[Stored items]

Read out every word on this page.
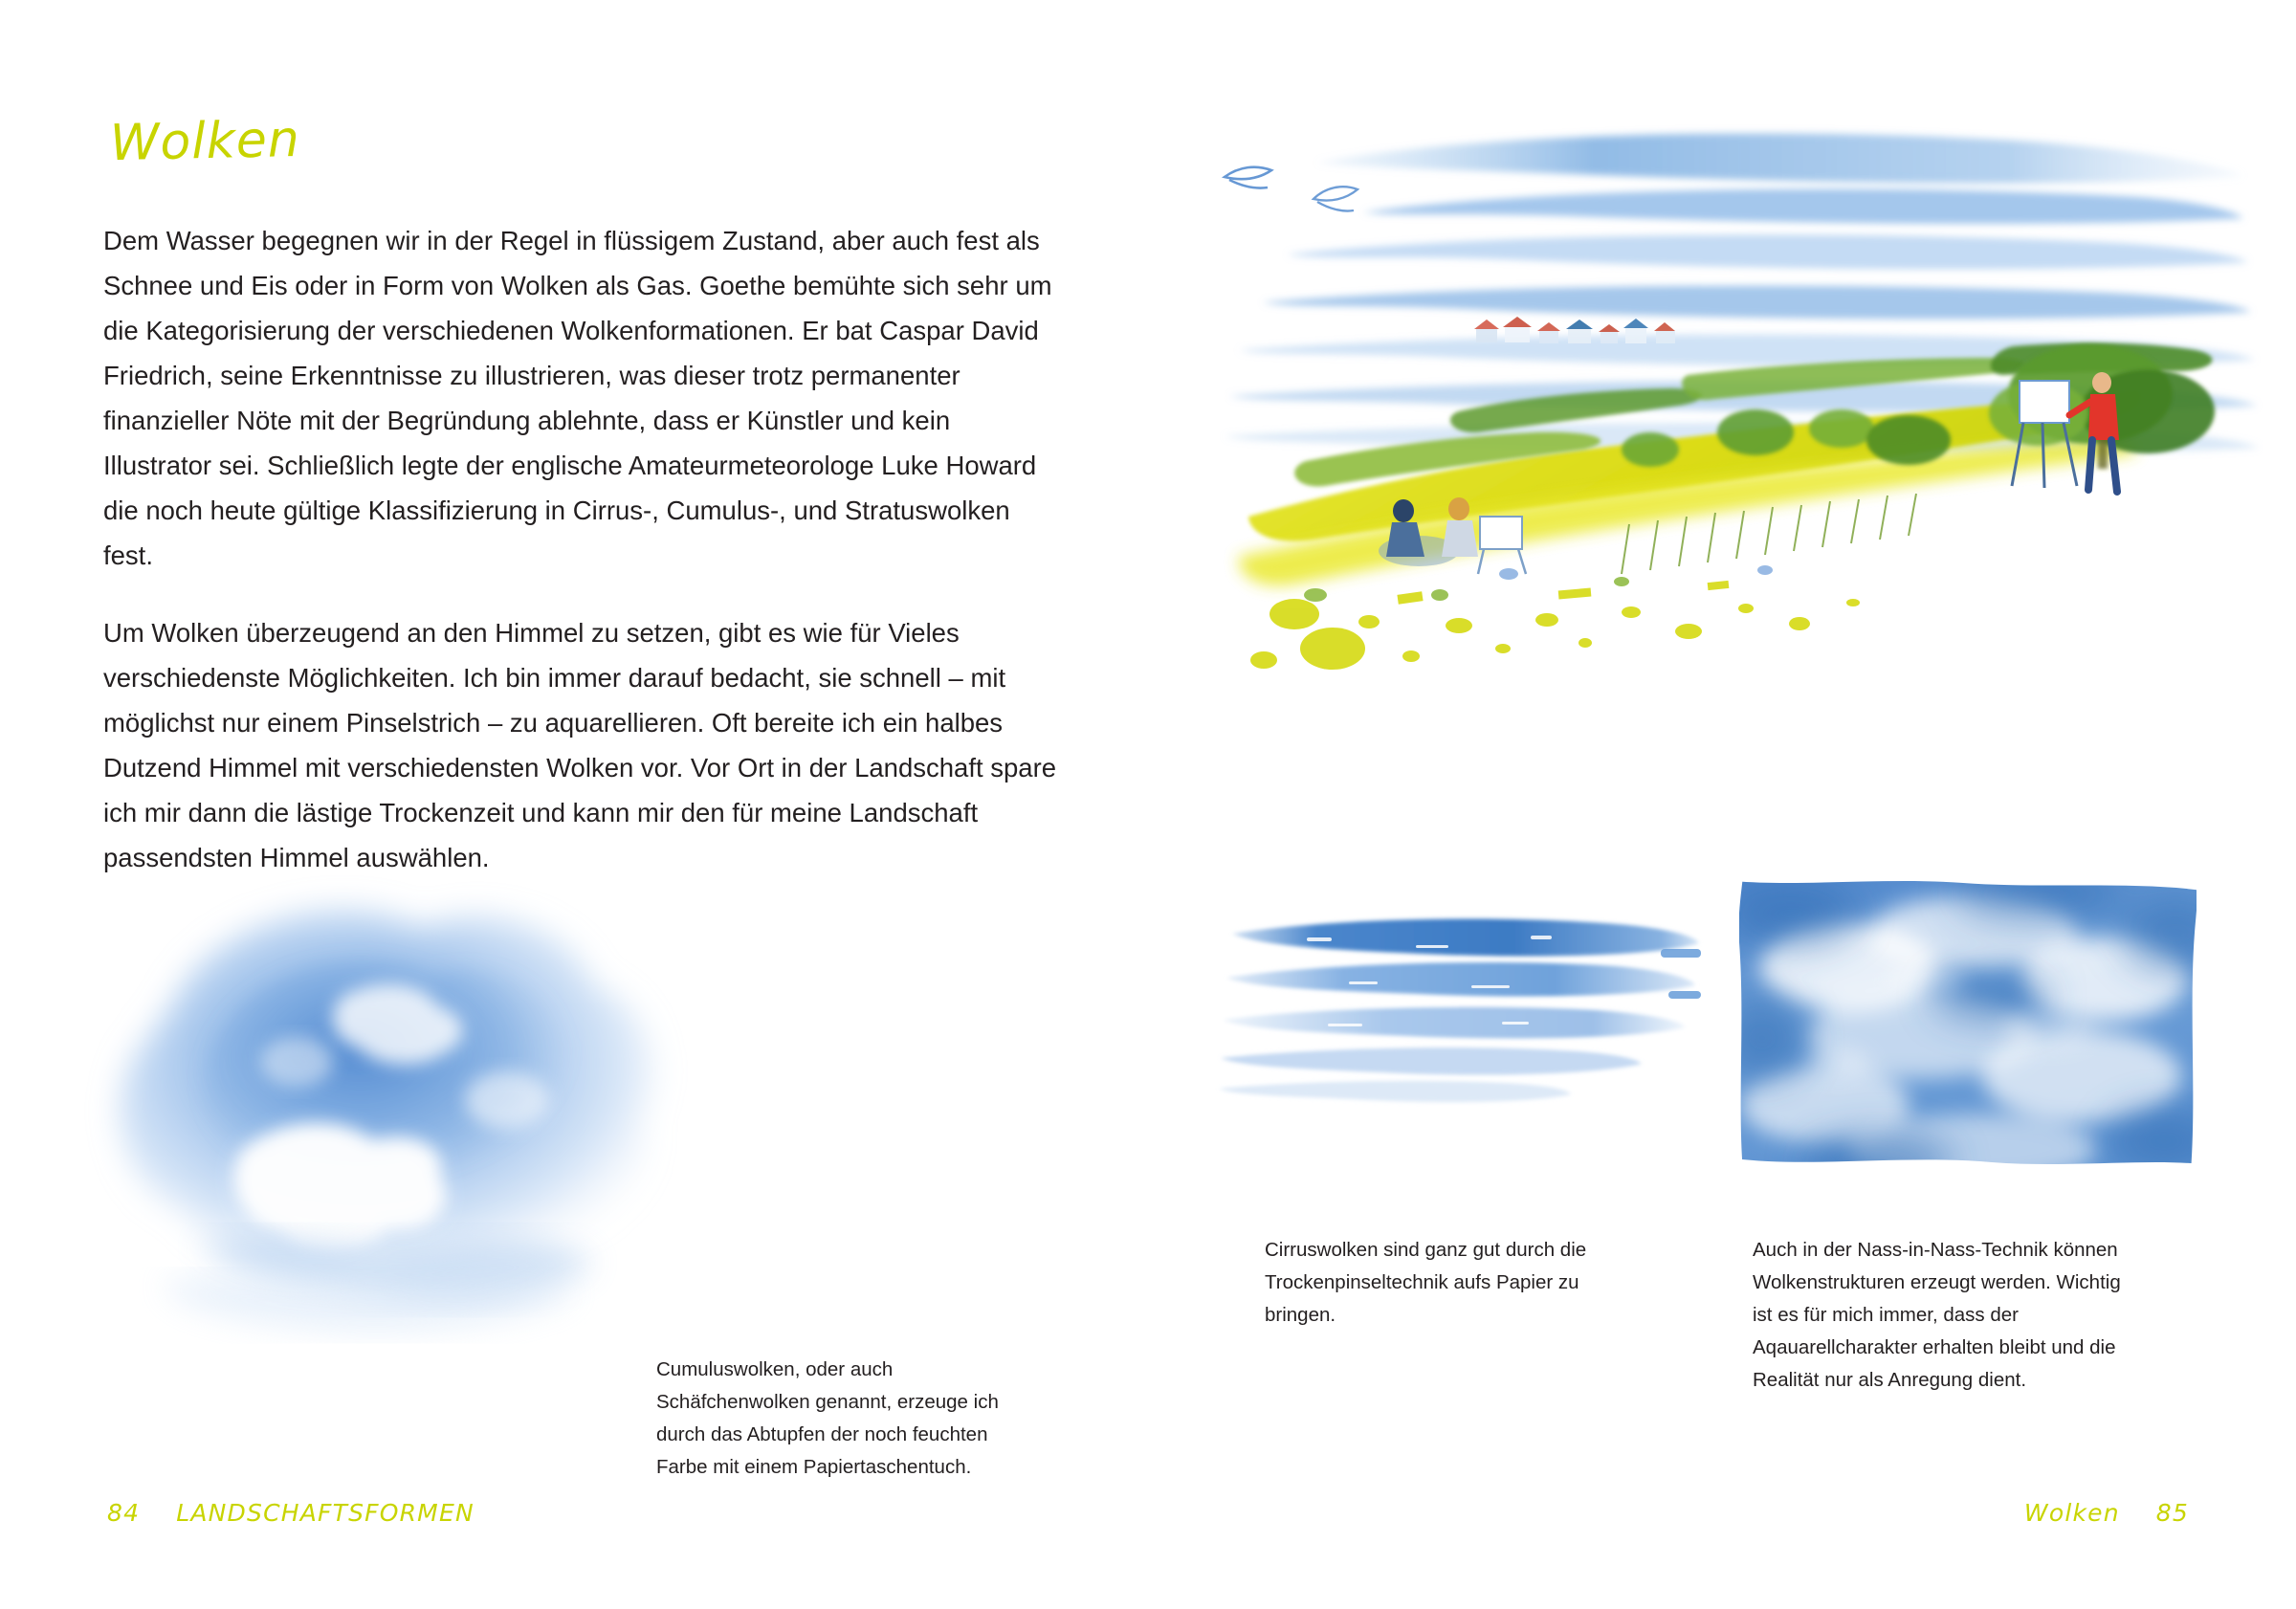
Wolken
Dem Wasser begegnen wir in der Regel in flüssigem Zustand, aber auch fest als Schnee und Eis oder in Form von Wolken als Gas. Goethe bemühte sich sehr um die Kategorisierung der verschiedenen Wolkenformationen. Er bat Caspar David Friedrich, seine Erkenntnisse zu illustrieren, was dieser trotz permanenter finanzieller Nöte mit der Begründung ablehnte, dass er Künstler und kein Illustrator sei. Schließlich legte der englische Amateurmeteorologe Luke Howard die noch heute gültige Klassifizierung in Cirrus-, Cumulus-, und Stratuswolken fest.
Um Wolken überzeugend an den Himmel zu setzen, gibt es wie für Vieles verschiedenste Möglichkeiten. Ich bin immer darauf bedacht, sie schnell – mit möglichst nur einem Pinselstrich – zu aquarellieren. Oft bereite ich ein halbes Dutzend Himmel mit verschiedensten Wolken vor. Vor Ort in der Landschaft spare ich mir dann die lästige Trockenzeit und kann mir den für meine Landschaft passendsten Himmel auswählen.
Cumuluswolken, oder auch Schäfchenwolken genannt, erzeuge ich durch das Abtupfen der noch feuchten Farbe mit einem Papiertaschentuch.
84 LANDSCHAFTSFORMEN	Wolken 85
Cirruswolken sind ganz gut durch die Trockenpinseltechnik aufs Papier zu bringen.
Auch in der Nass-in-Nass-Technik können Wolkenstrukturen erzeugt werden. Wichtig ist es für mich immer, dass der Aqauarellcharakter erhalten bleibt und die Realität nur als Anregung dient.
* * *
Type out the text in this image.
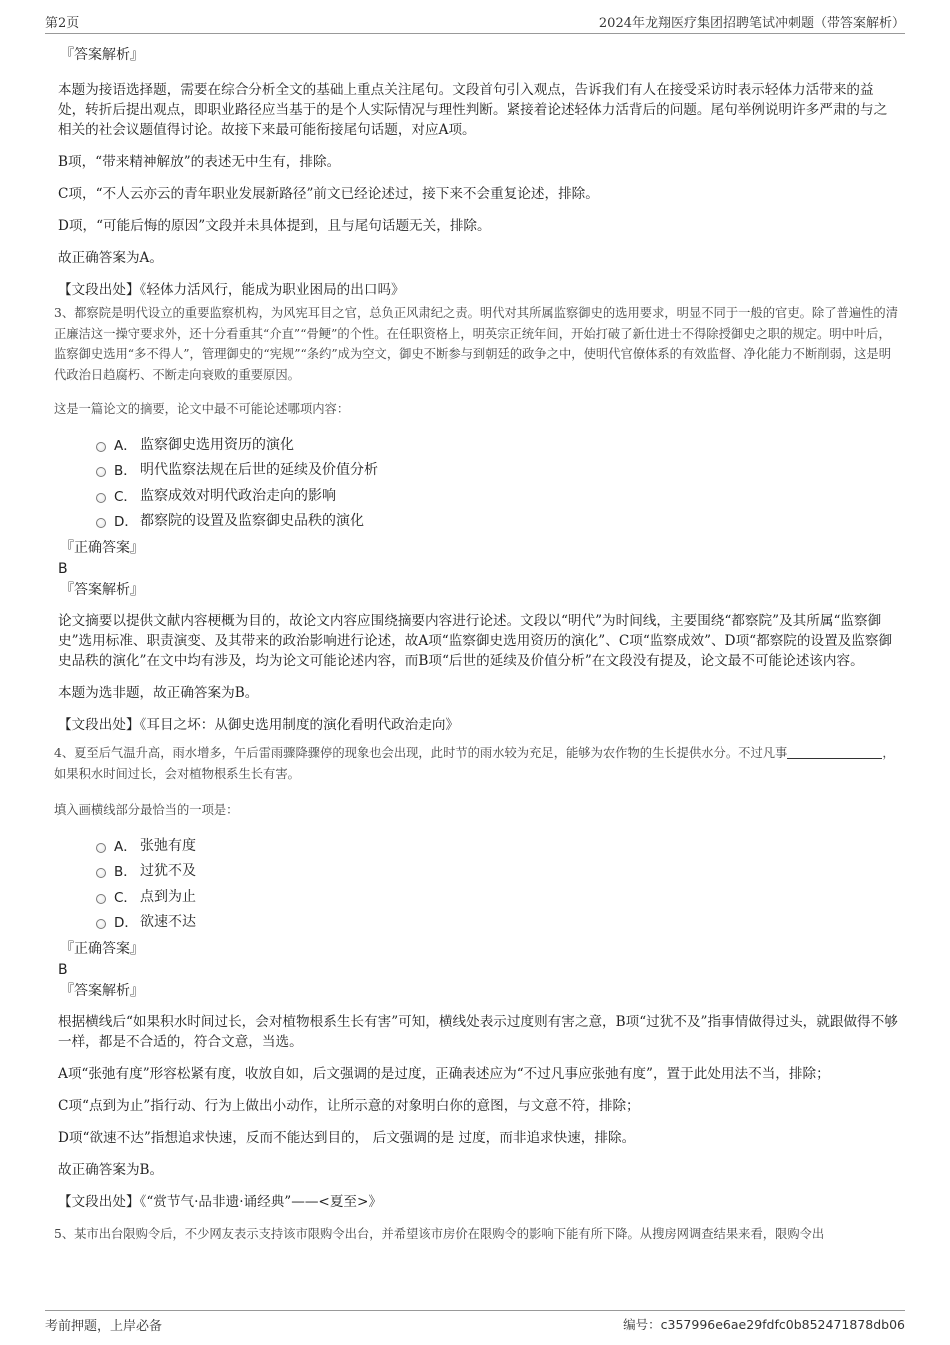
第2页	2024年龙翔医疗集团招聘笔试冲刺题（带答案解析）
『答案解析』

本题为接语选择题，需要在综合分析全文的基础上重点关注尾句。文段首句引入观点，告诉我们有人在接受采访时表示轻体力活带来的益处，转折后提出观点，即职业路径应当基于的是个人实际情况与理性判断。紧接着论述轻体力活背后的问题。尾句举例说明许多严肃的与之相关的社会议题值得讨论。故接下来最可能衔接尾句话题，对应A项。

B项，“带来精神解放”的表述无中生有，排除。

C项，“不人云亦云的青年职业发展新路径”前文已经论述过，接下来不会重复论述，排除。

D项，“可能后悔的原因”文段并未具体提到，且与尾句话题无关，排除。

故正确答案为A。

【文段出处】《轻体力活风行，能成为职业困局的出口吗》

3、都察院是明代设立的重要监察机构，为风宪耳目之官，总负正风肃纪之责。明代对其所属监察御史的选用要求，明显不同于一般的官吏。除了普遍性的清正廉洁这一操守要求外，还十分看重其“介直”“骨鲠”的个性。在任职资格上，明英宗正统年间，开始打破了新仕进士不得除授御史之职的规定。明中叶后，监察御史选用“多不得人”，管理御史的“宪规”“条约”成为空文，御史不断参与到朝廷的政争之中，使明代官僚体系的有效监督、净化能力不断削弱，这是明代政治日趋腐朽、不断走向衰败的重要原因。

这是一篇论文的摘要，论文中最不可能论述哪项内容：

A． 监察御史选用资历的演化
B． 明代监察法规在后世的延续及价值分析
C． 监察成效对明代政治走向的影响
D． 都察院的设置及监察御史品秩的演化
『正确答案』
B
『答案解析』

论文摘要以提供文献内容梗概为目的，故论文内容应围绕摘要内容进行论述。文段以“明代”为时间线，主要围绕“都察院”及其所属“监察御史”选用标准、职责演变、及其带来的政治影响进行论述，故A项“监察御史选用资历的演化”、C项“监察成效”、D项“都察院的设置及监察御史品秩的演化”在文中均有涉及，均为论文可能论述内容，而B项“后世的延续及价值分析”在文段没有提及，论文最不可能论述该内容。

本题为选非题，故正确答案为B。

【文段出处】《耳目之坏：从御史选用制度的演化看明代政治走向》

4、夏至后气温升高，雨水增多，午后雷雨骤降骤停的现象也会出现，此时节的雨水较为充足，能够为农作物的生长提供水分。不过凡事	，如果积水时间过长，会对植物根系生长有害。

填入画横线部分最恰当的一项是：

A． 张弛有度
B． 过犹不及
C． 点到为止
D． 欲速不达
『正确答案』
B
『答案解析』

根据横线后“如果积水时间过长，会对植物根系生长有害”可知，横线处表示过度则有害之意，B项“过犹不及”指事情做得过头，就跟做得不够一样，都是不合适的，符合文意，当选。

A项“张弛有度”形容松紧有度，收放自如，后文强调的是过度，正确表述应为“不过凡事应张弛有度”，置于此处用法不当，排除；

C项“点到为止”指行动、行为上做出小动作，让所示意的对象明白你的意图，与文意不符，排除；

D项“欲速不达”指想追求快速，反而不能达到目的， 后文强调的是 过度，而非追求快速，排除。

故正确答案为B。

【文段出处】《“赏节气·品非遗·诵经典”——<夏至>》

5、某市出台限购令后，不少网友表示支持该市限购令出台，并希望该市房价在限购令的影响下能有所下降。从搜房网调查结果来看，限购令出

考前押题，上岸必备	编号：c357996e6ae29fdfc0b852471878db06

### Requirement
Pull out all lines containing the word "会对植物根系生长有害" from the entries above.

### Written response
4、夏至后气温升高，雨水增多，午后雷雨骤降骤停的现象也会出现，此时节的雨水较为充足，能够为农作物的生长提供水分。不过凡事	，如果积水时间过长，会对植物根系生长有害。
根据横线后“如果积水时间过长，会对植物根系生长有害”可知，横线处表示过度则有害之意，B项“过犹不及”指事情做得过头，就跟做得不够一样，都是不合适的，符合文意，当选。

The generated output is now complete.